◆ WORK TO COMPLETE ◆
Retype the material that follows, keeping every word as it is.

◆ Stored dataset items ◆
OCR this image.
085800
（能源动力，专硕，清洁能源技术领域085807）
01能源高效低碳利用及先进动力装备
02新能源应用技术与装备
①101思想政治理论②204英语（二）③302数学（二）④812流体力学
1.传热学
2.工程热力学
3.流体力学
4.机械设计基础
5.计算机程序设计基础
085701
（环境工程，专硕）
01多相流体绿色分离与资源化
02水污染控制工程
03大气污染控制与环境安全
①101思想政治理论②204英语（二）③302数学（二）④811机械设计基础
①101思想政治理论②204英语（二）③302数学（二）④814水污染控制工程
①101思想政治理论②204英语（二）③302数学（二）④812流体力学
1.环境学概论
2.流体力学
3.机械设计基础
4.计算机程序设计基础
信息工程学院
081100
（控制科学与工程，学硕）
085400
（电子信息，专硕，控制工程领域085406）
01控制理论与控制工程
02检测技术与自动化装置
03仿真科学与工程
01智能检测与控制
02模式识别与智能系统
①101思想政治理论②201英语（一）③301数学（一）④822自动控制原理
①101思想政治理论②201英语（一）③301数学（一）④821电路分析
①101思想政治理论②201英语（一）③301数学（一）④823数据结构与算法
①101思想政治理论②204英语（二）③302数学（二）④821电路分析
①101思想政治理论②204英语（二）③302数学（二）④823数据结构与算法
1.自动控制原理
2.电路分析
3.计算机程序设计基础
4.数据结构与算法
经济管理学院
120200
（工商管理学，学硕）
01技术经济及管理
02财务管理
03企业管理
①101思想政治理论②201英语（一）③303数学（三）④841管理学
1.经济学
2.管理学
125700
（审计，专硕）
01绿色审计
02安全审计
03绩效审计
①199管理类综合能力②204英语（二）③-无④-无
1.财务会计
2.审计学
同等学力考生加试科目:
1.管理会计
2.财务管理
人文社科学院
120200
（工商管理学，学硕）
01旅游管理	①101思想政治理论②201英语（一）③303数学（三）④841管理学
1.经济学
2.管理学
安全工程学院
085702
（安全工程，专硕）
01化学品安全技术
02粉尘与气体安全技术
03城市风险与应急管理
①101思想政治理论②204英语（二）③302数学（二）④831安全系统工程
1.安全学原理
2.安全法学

◆ COMPLETED EXERCISE ◆
OCR this image.
085800
（能源动力，专硕，清洁能源技术领域085807）
01能源高效低碳利用及先进动力装备
02新能源应用技术与装备
①101思想政治理论②204英语（二）③302数学（二）④812流体力学
1.传热学
2.工程热力学
3.流体力学
4.机械设计基础
5.计算机程序设计基础
085701
（环境工程，专硕）
01多相流体绿色分离与资源化
02水污染控制工程
03大气污染控制与环境安全
①101思想政治理论②204英语（二）③302数学（二）④811机械设计基础
①101思想政治理论②204英语（二）③302数学（二）④814水污染控制工程
①101思想政治理论②204英语（二）③302数学（二）④812流体力学
1.环境学概论
2.流体力学
3.机械设计基础
4.计算机程序设计基础
信息工程学院
081100
（控制科学与工程，学硕）
085400
（电子信息，专硕，控制工程领域085406）
01控制理论与控制工程
02检测技术与自动化装置
03仿真科学与工程
01智能检测与控制
02模式识别与智能系统
①101思想政治理论②201英语（一）③301数学（一）④822自动控制原理
①101思想政治理论②201英语（一）③301数学（一）④821电路分析
①101思想政治理论②201英语（一）③301数学（一）④823数据结构与算法
①101思想政治理论②204英语（二）③302数学（二）④821电路分析
①101思想政治理论②204英语（二）③302数学（二）④823数据结构与算法
1.自动控制原理
2.电路分析
3.计算机程序设计基础
4.数据结构与算法
经济管理学院
120200
（工商管理学，学硕）
01技术经济及管理
02财务管理
03企业管理
①101思想政治理论②201英语（一）③303数学（三）④841管理学
1.经济学
2.管理学
125700
（审计，专硕）
01绿色审计
02安全审计
03绩效审计
①199管理类综合能力②204英语（二）③-无④-无
1.财务会计
2.审计学
同等学力考生加试科目:
1.管理会计
2.财务管理
人文社科学院
120200
（工商管理学，学硕）
01旅游管理	①101思想政治理论②201英语（一）③303数学（三）④841管理学
1.经济学
2.管理学
安全工程学院
085702
（安全工程，专硕）
01化学品安全技术
02粉尘与气体安全技术
03城市风险与应急管理
①101思想政治理论②204英语（二）③302数学（二）④831安全系统工程
1.安全学原理
2.安全法学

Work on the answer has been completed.